Objective: All material below is to be reproduced exactly.

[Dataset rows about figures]
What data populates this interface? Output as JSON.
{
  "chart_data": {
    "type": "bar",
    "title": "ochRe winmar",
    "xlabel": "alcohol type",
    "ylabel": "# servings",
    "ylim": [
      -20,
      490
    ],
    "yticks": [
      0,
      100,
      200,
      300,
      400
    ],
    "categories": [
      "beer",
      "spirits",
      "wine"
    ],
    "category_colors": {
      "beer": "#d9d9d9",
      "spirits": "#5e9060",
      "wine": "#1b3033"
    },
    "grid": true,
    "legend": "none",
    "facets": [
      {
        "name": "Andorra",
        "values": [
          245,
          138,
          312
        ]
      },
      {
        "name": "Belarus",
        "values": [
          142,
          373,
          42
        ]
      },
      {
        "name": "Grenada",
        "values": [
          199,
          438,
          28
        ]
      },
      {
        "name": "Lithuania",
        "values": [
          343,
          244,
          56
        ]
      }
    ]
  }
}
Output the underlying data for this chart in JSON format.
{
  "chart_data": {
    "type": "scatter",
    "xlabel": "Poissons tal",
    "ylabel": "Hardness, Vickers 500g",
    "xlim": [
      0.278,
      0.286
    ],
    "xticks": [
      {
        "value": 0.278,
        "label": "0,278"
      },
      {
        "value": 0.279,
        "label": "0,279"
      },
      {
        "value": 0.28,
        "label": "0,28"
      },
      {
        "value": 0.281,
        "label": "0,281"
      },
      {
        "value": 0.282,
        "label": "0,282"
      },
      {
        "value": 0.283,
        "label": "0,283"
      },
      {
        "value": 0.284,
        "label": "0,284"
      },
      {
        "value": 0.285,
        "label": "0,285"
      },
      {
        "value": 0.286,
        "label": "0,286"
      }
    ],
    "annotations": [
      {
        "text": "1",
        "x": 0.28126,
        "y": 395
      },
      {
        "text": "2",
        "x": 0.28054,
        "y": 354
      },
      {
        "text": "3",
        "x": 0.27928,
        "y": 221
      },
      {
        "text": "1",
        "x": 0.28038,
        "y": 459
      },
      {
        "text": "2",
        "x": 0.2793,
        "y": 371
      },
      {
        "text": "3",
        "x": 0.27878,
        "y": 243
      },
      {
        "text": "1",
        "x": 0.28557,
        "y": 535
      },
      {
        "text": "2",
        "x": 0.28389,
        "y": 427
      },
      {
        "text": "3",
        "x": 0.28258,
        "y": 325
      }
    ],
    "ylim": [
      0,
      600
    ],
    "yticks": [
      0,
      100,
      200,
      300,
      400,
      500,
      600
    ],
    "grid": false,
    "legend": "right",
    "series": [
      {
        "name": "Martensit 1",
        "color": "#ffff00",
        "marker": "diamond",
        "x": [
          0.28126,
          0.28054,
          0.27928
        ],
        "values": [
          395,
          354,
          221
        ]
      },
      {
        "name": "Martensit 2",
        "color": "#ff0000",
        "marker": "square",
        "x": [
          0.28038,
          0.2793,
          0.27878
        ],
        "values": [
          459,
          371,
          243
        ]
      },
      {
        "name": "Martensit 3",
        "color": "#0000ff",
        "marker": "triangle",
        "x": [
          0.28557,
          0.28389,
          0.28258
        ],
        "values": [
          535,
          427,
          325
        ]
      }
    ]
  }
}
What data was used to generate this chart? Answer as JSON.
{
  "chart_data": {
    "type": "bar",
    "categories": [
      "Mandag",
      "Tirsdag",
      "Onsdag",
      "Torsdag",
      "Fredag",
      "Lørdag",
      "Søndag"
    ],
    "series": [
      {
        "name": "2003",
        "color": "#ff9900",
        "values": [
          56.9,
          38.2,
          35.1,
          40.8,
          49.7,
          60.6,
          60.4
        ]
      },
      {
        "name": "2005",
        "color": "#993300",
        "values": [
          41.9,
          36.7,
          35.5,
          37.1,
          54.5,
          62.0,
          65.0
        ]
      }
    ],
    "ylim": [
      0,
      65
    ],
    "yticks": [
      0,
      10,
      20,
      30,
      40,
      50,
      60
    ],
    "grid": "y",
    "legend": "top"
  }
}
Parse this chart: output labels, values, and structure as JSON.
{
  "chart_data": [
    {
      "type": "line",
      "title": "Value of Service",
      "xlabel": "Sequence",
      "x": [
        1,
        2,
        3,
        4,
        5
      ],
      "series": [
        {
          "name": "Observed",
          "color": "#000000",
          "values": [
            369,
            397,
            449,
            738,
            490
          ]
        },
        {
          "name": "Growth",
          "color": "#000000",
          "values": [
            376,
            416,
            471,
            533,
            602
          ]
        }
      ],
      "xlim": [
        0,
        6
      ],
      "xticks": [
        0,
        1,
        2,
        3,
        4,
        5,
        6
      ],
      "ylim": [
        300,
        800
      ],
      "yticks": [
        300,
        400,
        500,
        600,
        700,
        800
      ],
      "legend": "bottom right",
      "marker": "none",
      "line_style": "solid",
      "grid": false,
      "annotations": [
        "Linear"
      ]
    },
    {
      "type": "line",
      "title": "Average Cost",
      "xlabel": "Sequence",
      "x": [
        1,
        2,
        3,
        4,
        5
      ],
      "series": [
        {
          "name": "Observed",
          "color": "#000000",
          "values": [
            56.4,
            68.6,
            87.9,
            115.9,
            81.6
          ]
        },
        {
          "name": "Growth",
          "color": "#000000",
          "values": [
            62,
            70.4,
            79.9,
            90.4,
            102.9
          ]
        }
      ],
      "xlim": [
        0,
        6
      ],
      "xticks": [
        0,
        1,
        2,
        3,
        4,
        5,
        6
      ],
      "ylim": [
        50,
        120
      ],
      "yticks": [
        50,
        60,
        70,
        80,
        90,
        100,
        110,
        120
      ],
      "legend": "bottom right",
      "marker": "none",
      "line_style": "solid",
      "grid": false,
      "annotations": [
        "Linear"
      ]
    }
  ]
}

Result for this exercise:
What data populates this interface? Output as JSON.
{
  "chart_data": {
    "type": "bar",
    "title": "ochRe winmar",
    "xlabel": "alcohol type",
    "ylabel": "# servings",
    "ylim": [
      -20,
      490
    ],
    "yticks": [
      0,
      100,
      200,
      300,
      400
    ],
    "categories": [
      "beer",
      "spirits",
      "wine"
    ],
    "category_colors": {
      "beer": "#d9d9d9",
      "spirits": "#5e9060",
      "wine": "#1b3033"
    },
    "grid": true,
    "legend": "none",
    "facets": [
      {
        "name": "Andorra",
        "values": [
          245,
          138,
          312
        ]
      },
      {
        "name": "Belarus",
        "values": [
          142,
          373,
          42
        ]
      },
      {
        "name": "Grenada",
        "values": [
          199,
          438,
          28
        ]
      },
      {
        "name": "Lithuania",
        "values": [
          343,
          244,
          56
        ]
      }
    ]
  }
}
Output the underlying data for this chart in JSON format.
{
  "chart_data": {
    "type": "scatter",
    "xlabel": "Poissons tal",
    "ylabel": "Hardness, Vickers 500g",
    "xlim": [
      0.278,
      0.286
    ],
    "xticks": [
      {
        "value": 0.278,
        "label": "0,278"
      },
      {
        "value": 0.279,
        "label": "0,279"
      },
      {
        "value": 0.28,
        "label": "0,28"
      },
      {
        "value": 0.281,
        "label": "0,281"
      },
      {
        "value": 0.282,
        "label": "0,282"
      },
      {
        "value": 0.283,
        "label": "0,283"
      },
      {
        "value": 0.284,
        "label": "0,284"
      },
      {
        "value": 0.285,
        "label": "0,285"
      },
      {
        "value": 0.286,
        "label": "0,286"
      }
    ],
    "annotations": [
      {
        "text": "1",
        "x": 0.28126,
        "y": 395
      },
      {
        "text": "2",
        "x": 0.28054,
        "y": 354
      },
      {
        "text": "3",
        "x": 0.27928,
        "y": 221
      },
      {
        "text": "1",
        "x": 0.28038,
        "y": 459
      },
      {
        "text": "2",
        "x": 0.2793,
        "y": 371
      },
      {
        "text": "3",
        "x": 0.27878,
        "y": 243
      },
      {
        "text": "1",
        "x": 0.28557,
        "y": 535
      },
      {
        "text": "2",
        "x": 0.28389,
        "y": 427
      },
      {
        "text": "3",
        "x": 0.28258,
        "y": 325
      }
    ],
    "ylim": [
      0,
      600
    ],
    "yticks": [
      0,
      100,
      200,
      300,
      400,
      500,
      600
    ],
    "grid": false,
    "legend": "right",
    "series": [
      {
        "name": "Martensit 1",
        "color": "#ffff00",
        "marker": "diamond",
        "x": [
          0.28126,
          0.28054,
          0.27928
        ],
        "values": [
          395,
          354,
          221
        ]
      },
      {
        "name": "Martensit 2",
        "color": "#ff0000",
        "marker": "square",
        "x": [
          0.28038,
          0.2793,
          0.27878
        ],
        "values": [
          459,
          371,
          243
        ]
      },
      {
        "name": "Martensit 3",
        "color": "#0000ff",
        "marker": "triangle",
        "x": [
          0.28557,
          0.28389,
          0.28258
        ],
        "values": [
          535,
          427,
          325
        ]
      }
    ]
  }
}
What data was used to generate this chart? Answer as JSON.
{
  "chart_data": {
    "type": "bar",
    "categories": [
      "Mandag",
      "Tirsdag",
      "Onsdag",
      "Torsdag",
      "Fredag",
      "Lørdag",
      "Søndag"
    ],
    "series": [
      {
        "name": "2003",
        "color": "#ff9900",
        "values": [
          56.9,
          38.2,
          35.1,
          40.8,
          49.7,
          60.6,
          60.4
        ]
      },
      {
        "name": "2005",
        "color": "#993300",
        "values": [
          41.9,
          36.7,
          35.5,
          37.1,
          54.5,
          62.0,
          65.0
        ]
      }
    ],
    "ylim": [
      0,
      65
    ],
    "yticks": [
      0,
      10,
      20,
      30,
      40,
      50,
      60
    ],
    "grid": "y",
    "legend": "top"
  }
}
Parse this chart: output labels, values, and structure as JSON.
{
  "chart_data": [
    {
      "type": "line",
      "title": "Value of Service",
      "xlabel": "Sequence",
      "x": [
        1,
        2,
        3,
        4,
        5
      ],
      "series": [
        {
          "name": "Observed",
          "color": "#000000",
          "values": [
            369,
            397,
            449,
            738,
            490
          ]
        },
        {
          "name": "Growth",
          "color": "#000000",
          "values": [
            376,
            416,
            471,
            533,
            602
          ]
        }
      ],
      "xlim": [
        0,
        6
      ],
      "xticks": [
        0,
        1,
        2,
        3,
        4,
        5,
        6
      ],
      "ylim": [
        300,
        800
      ],
      "yticks": [
        300,
        400,
        500,
        600,
        700,
        800
      ],
      "legend": "bottom right",
      "marker": "none",
      "line_style": "solid",
      "grid": false,
      "annotations": [
        "Linear"
      ]
    },
    {
      "type": "line",
      "title": "Average Cost",
      "xlabel": "Sequence",
      "x": [
        1,
        2,
        3,
        4,
        5
      ],
      "series": [
        {
          "name": "Observed",
          "color": "#000000",
          "values": [
            56.4,
            68.6,
            87.9,
            115.9,
            81.6
          ]
        },
        {
          "name": "Growth",
          "color": "#000000",
          "values": [
            62,
            70.4,
            79.9,
            90.4,
            102.9
          ]
        }
      ],
      "xlim": [
        0,
        6
      ],
      "xticks": [
        0,
        1,
        2,
        3,
        4,
        5,
        6
      ],
      "ylim": [
        50,
        120
      ],
      "yticks": [
        50,
        60,
        70,
        80,
        90,
        100,
        110,
        120
      ],
      "legend": "bottom right",
      "marker": "none",
      "line_style": "solid",
      "grid": false,
      "annotations": [
        "Linear"
      ]
    }
  ]
}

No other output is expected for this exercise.